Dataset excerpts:
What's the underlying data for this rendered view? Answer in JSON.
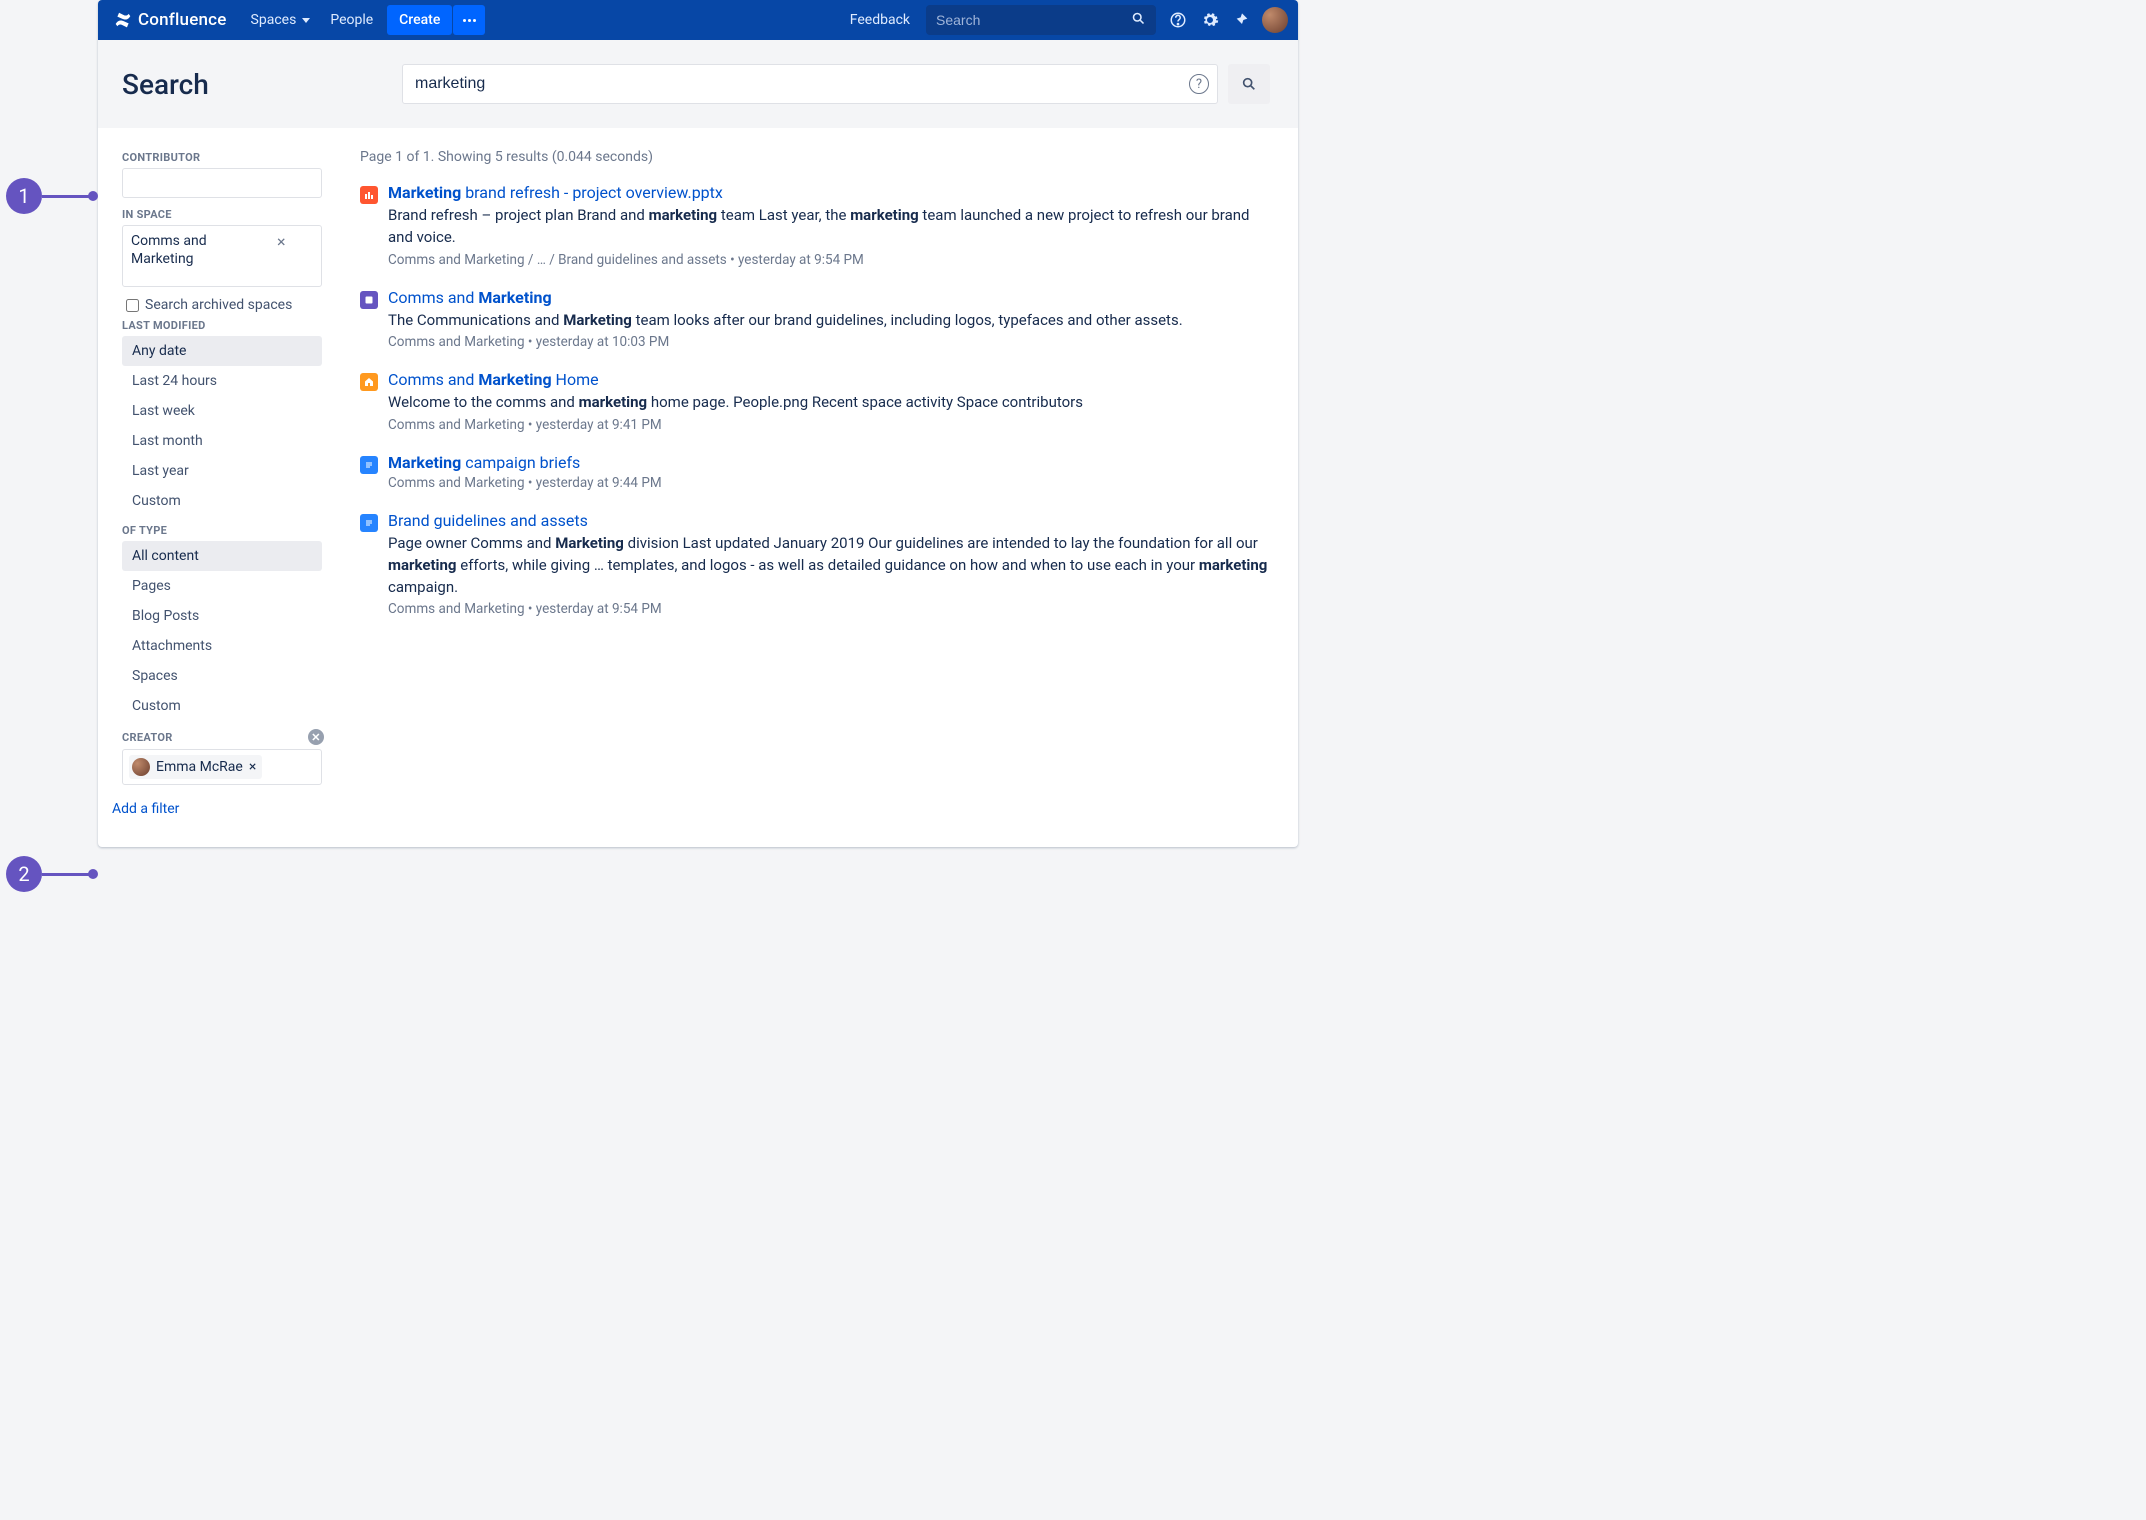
{
  "annotations": {
    "one": "1",
    "two": "2"
  },
  "nav": {
    "brand": "Confluence",
    "spaces": "Spaces",
    "people": "People",
    "create": "Create",
    "feedback": "Feedback",
    "search_placeholder": "Search"
  },
  "searchHeader": {
    "title": "Search",
    "query": "marketing"
  },
  "sidebar": {
    "contributor_label": "CONTRIBUTOR",
    "in_space_label": "IN SPACE",
    "space_chip": "Comms and Marketing",
    "archived_label": "Search archived spaces",
    "last_modified_label": "LAST MODIFIED",
    "last_modified": [
      "Any date",
      "Last 24 hours",
      "Last week",
      "Last month",
      "Last year",
      "Custom"
    ],
    "of_type_label": "OF TYPE",
    "of_type": [
      "All content",
      "Pages",
      "Blog Posts",
      "Attachments",
      "Spaces",
      "Custom"
    ],
    "creator_label": "CREATOR",
    "creator_chip": "Emma McRae",
    "add_filter": "Add a filter"
  },
  "results_meta": "Page 1 of 1. Showing 5 results (0.044 seconds)",
  "results": [
    {
      "icon": "ppt",
      "title_html": "<b>Marketing</b> brand refresh - project overview.pptx",
      "snippet_html": "Brand refresh – project plan Brand and <b>marketing</b> team Last year, the <b>marketing</b> team launched a new project to refresh our brand and voice.",
      "crumb": "Comms and Marketing / … / Brand guidelines and assets • yesterday at 9:54 PM"
    },
    {
      "icon": "space-purple",
      "title_html": "Comms and <b>Marketing</b>",
      "snippet_html": "The Communications and <b>Marketing</b> team looks after our brand guidelines, including logos, typefaces and other assets.",
      "crumb": "Comms and Marketing • yesterday at 10:03 PM"
    },
    {
      "icon": "home",
      "title_html": "Comms and <b>Marketing</b> Home",
      "snippet_html": "Welcome to the comms and <b>marketing</b> home page. People.png Recent space activity Space contributors",
      "crumb": "Comms and Marketing • yesterday at 9:41 PM"
    },
    {
      "icon": "page",
      "title_html": "<b>Marketing</b> campaign briefs",
      "snippet_html": "",
      "crumb": "Comms and Marketing • yesterday at 9:44 PM"
    },
    {
      "icon": "page",
      "title_html": "Brand guidelines and assets",
      "snippet_html": "Page owner Comms and <b>Marketing</b> division Last updated January 2019 Our guidelines are intended to lay the foundation for all our <b>marketing</b> efforts, while giving … templates, and logos - as well as detailed guidance on how and when to use each in your <b>marketing</b> campaign.",
      "crumb": "Comms and Marketing • yesterday at 9:54 PM"
    }
  ]
}
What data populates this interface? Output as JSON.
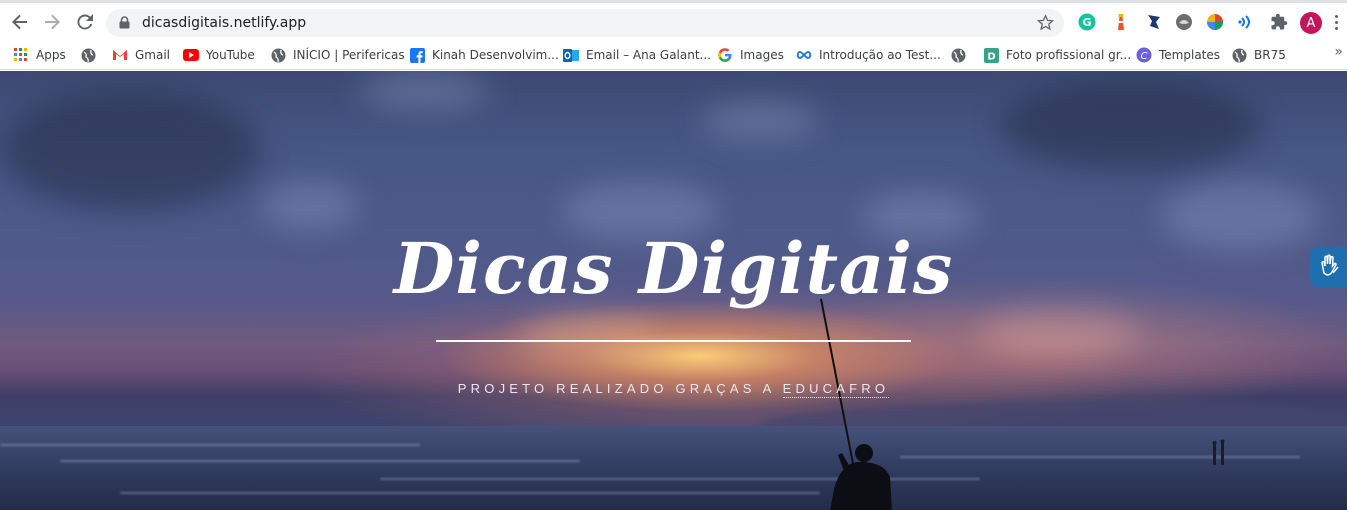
{
  "browser": {
    "url": "dicasdigitais.netlify.app",
    "profile_initial": "A",
    "icons": [
      "back-icon",
      "forward-icon",
      "reload-icon",
      "lock-icon",
      "star-icon"
    ]
  },
  "extensions": [
    "grammarly-icon",
    "lighthouse-icon",
    "extension-blue-icon",
    "extension-grey-icon",
    "colorzilla-icon",
    "wifi-ext-icon",
    "puzzle-icon"
  ],
  "bookmarks": [
    {
      "label": "Apps",
      "icon": "apps-grid-icon"
    },
    {
      "label": "",
      "icon": "globe-icon"
    },
    {
      "label": "Gmail",
      "icon": "gmail-icon"
    },
    {
      "label": "YouTube",
      "icon": "youtube-icon"
    },
    {
      "label": "INÍCIO | Perifericas",
      "icon": "globe-icon"
    },
    {
      "label": "Kinah Desenvolvim...",
      "icon": "facebook-icon"
    },
    {
      "label": "Email – Ana Galant...",
      "icon": "outlook-icon"
    },
    {
      "label": "Images",
      "icon": "google-icon"
    },
    {
      "label": "Introdução ao Test...",
      "icon": "infinity-icon"
    },
    {
      "label": "",
      "icon": "globe-icon"
    },
    {
      "label": "Foto profissional gr...",
      "icon": "d-icon"
    },
    {
      "label": "Templates",
      "icon": "canva-icon"
    },
    {
      "label": "BR75",
      "icon": "globe-icon"
    }
  ],
  "more_bookmarks": "»",
  "hero": {
    "title": "Dicas Digitais",
    "subtitle_prefix": "PROJETO REALIZADO GRAÇAS A ",
    "subtitle_link": "EDUCAFRO"
  },
  "colors": {
    "chrome_omnibox": "#f1f3f4",
    "avatar": "#c2185b",
    "vlibras": "#1e6fb0"
  }
}
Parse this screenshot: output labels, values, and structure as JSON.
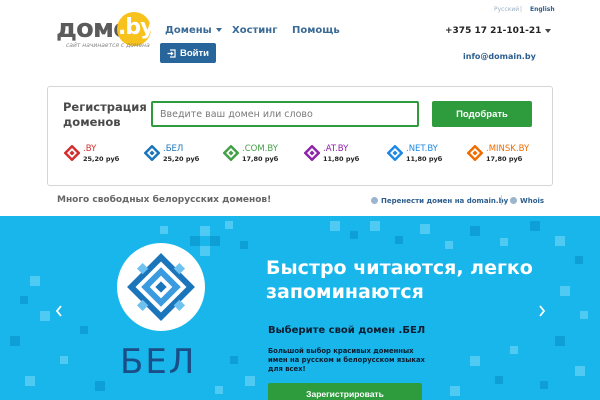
{
  "header": {
    "logo": {
      "word": "домен",
      "suffix": ".by",
      "tagline": "сайт начинается с домена"
    },
    "nav": [
      {
        "label": "Домены",
        "has_dropdown": true
      },
      {
        "label": "Хостинг",
        "has_dropdown": false
      },
      {
        "label": "Помощь",
        "has_dropdown": false
      }
    ],
    "login_label": "Войти",
    "languages": {
      "ru": "Русский",
      "separator": "|",
      "en": "English",
      "active": "English"
    },
    "phone": "+375 17 21-101-21",
    "email": "info@domain.by"
  },
  "registration": {
    "title": "Регистрация доменов",
    "search_placeholder": "Введите ваш домен или слово",
    "search_value": "",
    "search_button": "Подобрать",
    "zones": [
      {
        "name": ".BY",
        "price": "25,20 руб",
        "color": "#d32f2f",
        "icon": "by-emblem-icon"
      },
      {
        "name": ".БЕЛ",
        "price": "25,20 руб",
        "color": "#1b75bb",
        "icon": "bel-emblem-icon"
      },
      {
        "name": ".COM.BY",
        "price": "17,80 руб",
        "color": "#43a047",
        "icon": "com-by-emblem-icon"
      },
      {
        "name": ".AT.BY",
        "price": "11,80 руб",
        "color": "#8e24aa",
        "icon": "at-by-emblem-icon"
      },
      {
        "name": ".NET.BY",
        "price": "11,80 руб",
        "color": "#1e88e5",
        "icon": "net-by-emblem-icon"
      },
      {
        "name": ".MINSK.BY",
        "price": "17,80 руб",
        "color": "#ef6c00",
        "icon": "minsk-by-emblem-icon"
      }
    ]
  },
  "info_strip": {
    "text": "Много свободных белорусских доменов!",
    "transfer_link": "Перенести домен на domain.by",
    "whois_link": "Whois"
  },
  "banner": {
    "badge_label": "БЕЛ",
    "headline": "Быстро читаются, легко запоминаются",
    "sub_title": "Выберите свой домен .БЕЛ",
    "description": "Большой выбор красивых доменных имен на русском и белорусском языках для всех!",
    "cta_label": "Зарегистрировать",
    "colors": {
      "background": "#18b6ea",
      "tile_light": "#4fcaf2",
      "tile_dark": "#0d9fd6",
      "accent": "#2e9b3d"
    }
  }
}
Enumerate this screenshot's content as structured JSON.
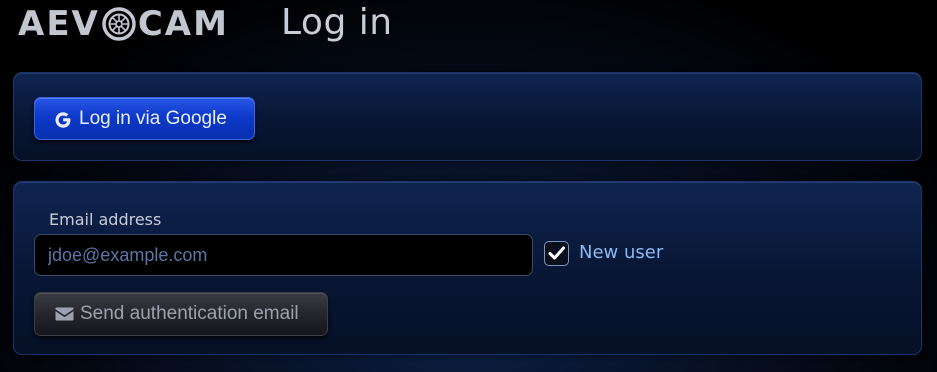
{
  "header": {
    "logo_left": "AEV",
    "logo_right": "CAM",
    "title": "Log in"
  },
  "google_card": {
    "button_label": "Log in via Google",
    "icon": "google-g-icon"
  },
  "email_card": {
    "label": "Email address",
    "input_value": "",
    "input_placeholder": "jdoe@example.com",
    "new_user_checked": true,
    "new_user_label": "New user",
    "send_button_label": "Send authentication email",
    "send_icon": "envelope-icon"
  },
  "colors": {
    "background": "#000000",
    "card_top": "#0f2450",
    "google_button": "#0e39c9",
    "new_user_label": "#8cbaf0",
    "send_button": "#24262c"
  }
}
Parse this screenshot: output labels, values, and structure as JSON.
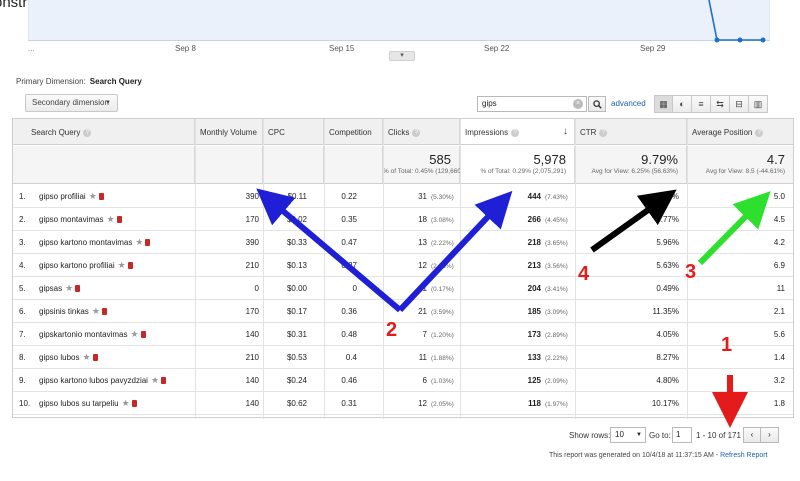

Work to do
Your copy should match the records word for word, with the pictures removed.

Task result
What's the underlying data for this rendered view? Answer in JSON.
{
  "annotations": {
    "one": "1",
    "two": "2"
  },
  "nav": {
    "brand": "Confluence",
    "spaces": "Spaces",
    "people": "People",
    "create": "Create",
    "feedback": "Feedback",
    "search_placeholder": "Search"
  },
  "searchHeader": {
    "title": "Search",
    "query": "marketing"
  },
  "sidebar": {
    "contributor_label": "CONTRIBUTOR",
    "in_space_label": "IN SPACE",
    "space_chip": "Comms and Marketing",
    "archived_label": "Search archived spaces",
    "last_modified_label": "LAST MODIFIED",
    "last_modified": [
      "Any date",
      "Last 24 hours",
      "Last week",
      "Last month",
      "Last year",
      "Custom"
    ],
    "of_type_label": "OF TYPE",
    "of_type": [
      "All content",
      "Pages",
      "Blog Posts",
      "Attachments",
      "Spaces",
      "Custom"
    ],
    "creator_label": "CREATOR",
    "creator_chip": "Emma McRae",
    "add_filter": "Add a filter"
  },
  "results_meta": "Page 1 of 1. Showing 5 results (0.044 seconds)",
  "results": [
    {
      "icon": "ppt",
      "title_html": "<b>Marketing</b> brand refresh - project overview.pptx",
      "snippet_html": "Brand refresh – project plan Brand and <b>marketing</b> team Last year, the <b>marketing</b> team launched a new project to refresh our brand and voice.",
      "crumb": "Comms and Marketing / … / Brand guidelines and assets • yesterday at 9:54 PM"
    },
    {
      "icon": "space-purple",
      "title_html": "Comms and <b>Marketing</b>",
      "snippet_html": "The Communications and <b>Marketing</b> team looks after our brand guidelines, including logos, typefaces and other assets.",
      "crumb": "Comms and Marketing • yesterday at 10:03 PM"
    },
    {
      "icon": "home",
      "title_html": "Comms and <b>Marketing</b> Home",
      "snippet_html": "Welcome to the comms and <b>marketing</b> home page. People.png Recent space activity Space contributors",
      "crumb": "Comms and Marketing • yesterday at 9:41 PM"
    },
    {
      "icon": "page",
      "title_html": "<b>Marketing</b> campaign briefs",
      "snippet_html": "",
      "crumb": "Comms and Marketing • yesterday at 9:44 PM"
    },
    {
      "icon": "page",
      "title_html": "Brand guidelines and assets",
      "snippet_html": "Page owner Comms and <b>Marketing</b> division Last updated January 2019 Our guidelines are intended to lay the foundation for all our <b>marketing</b> efforts, while giving … templates, and logos - as well as detailed guidance on how and when to use each in your <b>marketing</b> campaign.",
      "crumb": "Comms and Marketing • yesterday at 9:54 PM"
    }
  ]
}
What data populates this interface? Output as JSON.
{
  "browser": {
    "url": "dicasdigitais.netlify.app",
    "profile_initial": "A",
    "icons": [
      "back-icon",
      "forward-icon",
      "reload-icon",
      "lock-icon",
      "star-icon"
    ]
  },
  "extensions": [
    "grammarly-icon",
    "lighthouse-icon",
    "extension-blue-icon",
    "extension-grey-icon",
    "colorzilla-icon",
    "wifi-ext-icon",
    "puzzle-icon"
  ],
  "bookmarks": [
    {
      "label": "Apps",
      "icon": "apps-grid-icon"
    },
    {
      "label": "",
      "icon": "globe-icon"
    },
    {
      "label": "Gmail",
      "icon": "gmail-icon"
    },
    {
      "label": "YouTube",
      "icon": "youtube-icon"
    },
    {
      "label": "INÍCIO | Perifericas",
      "icon": "globe-icon"
    },
    {
      "label": "Kinah Desenvolvim...",
      "icon": "facebook-icon"
    },
    {
      "label": "Email – Ana Galant...",
      "icon": "outlook-icon"
    },
    {
      "label": "Images",
      "icon": "google-icon"
    },
    {
      "label": "Introdução ao Test...",
      "icon": "infinity-icon"
    },
    {
      "label": "",
      "icon": "globe-icon"
    },
    {
      "label": "Foto profissional gr...",
      "icon": "d-icon"
    },
    {
      "label": "Templates",
      "icon": "canva-icon"
    },
    {
      "label": "BR75",
      "icon": "globe-icon"
    }
  ],
  "more_bookmarks": "»",
  "hero": {
    "title": "Dicas Digitais",
    "subtitle_prefix": "PROJETO REALIZADO GRAÇAS A ",
    "subtitle_link": "EDUCAFRO"
  },
  "colors": {
    "chrome_omnibox": "#f1f3f4",
    "avatar": "#c2185b",
    "vlibras": "#1e6fb0"
  }
}
Parse this screenshot: output labels, values, and structure as JSON.
{
  "header": {
    "logo": {
      "word": "домен",
      "suffix": ".by",
      "tagline": "сайт начинается с домена"
    },
    "nav": [
      {
        "label": "Домены",
        "has_dropdown": true
      },
      {
        "label": "Хостинг",
        "has_dropdown": false
      },
      {
        "label": "Помощь",
        "has_dropdown": false
      }
    ],
    "login_label": "Войти",
    "languages": {
      "ru": "Русский",
      "separator": "|",
      "en": "English",
      "active": "English"
    },
    "phone": "+375 17 21-101-21",
    "email": "info@domain.by"
  },
  "registration": {
    "title": "Регистрация доменов",
    "search_placeholder": "Введите ваш домен или слово",
    "search_value": "",
    "search_button": "Подобрать",
    "zones": [
      {
        "name": ".BY",
        "price": "25,20 руб",
        "color": "#d32f2f",
        "icon": "by-emblem-icon"
      },
      {
        "name": ".БЕЛ",
        "price": "25,20 руб",
        "color": "#1b75bb",
        "icon": "bel-emblem-icon"
      },
      {
        "name": ".COM.BY",
        "price": "17,80 руб",
        "color": "#43a047",
        "icon": "com-by-emblem-icon"
      },
      {
        "name": ".AT.BY",
        "price": "11,80 руб",
        "color": "#8e24aa",
        "icon": "at-by-emblem-icon"
      },
      {
        "name": ".NET.BY",
        "price": "11,80 руб",
        "color": "#1e88e5",
        "icon": "net-by-emblem-icon"
      },
      {
        "name": ".MINSK.BY",
        "price": "17,80 руб",
        "color": "#ef6c00",
        "icon": "minsk-by-emblem-icon"
      }
    ]
  },
  "info_strip": {
    "text": "Много свободных белорусских доменов!",
    "transfer_link": "Перенести домен на domain.by",
    "whois_link": "Whois"
  },
  "banner": {
    "badge_label": "БЕЛ",
    "headline": "Быстро читаются, легко запоминаются",
    "sub_title": "Выберите свой домен .БЕЛ",
    "description": "Большой выбор красивых доменных имен на русском и белорусском языках для всех!",
    "cta_label": "Зарегистрировать",
    "colors": {
      "background": "#18b6ea",
      "tile_light": "#4fcaf2",
      "tile_dark": "#0d9fd6",
      "accent": "#2e9b3d"
    }
  }
}
Enumerate this screenshot's content as structured JSON.
{
  "header": {
    "logo_left": "AEV",
    "logo_right": "CAM",
    "title": "Log in"
  },
  "google_card": {
    "button_label": "Log in via Google",
    "icon": "google-g-icon"
  },
  "email_card": {
    "label": "Email address",
    "input_value": "",
    "input_placeholder": "jdoe@example.com",
    "new_user_checked": true,
    "new_user_label": "New user",
    "send_button_label": "Send authentication email",
    "send_icon": "envelope-icon"
  },
  "colors": {
    "background": "#000000",
    "card_top": "#0f2450",
    "google_button": "#0e39c9",
    "new_user_label": "#8cbaf0",
    "send_button": "#24262c"
  }
}
Parse this screenshot: output labels, values, and structure as JSON.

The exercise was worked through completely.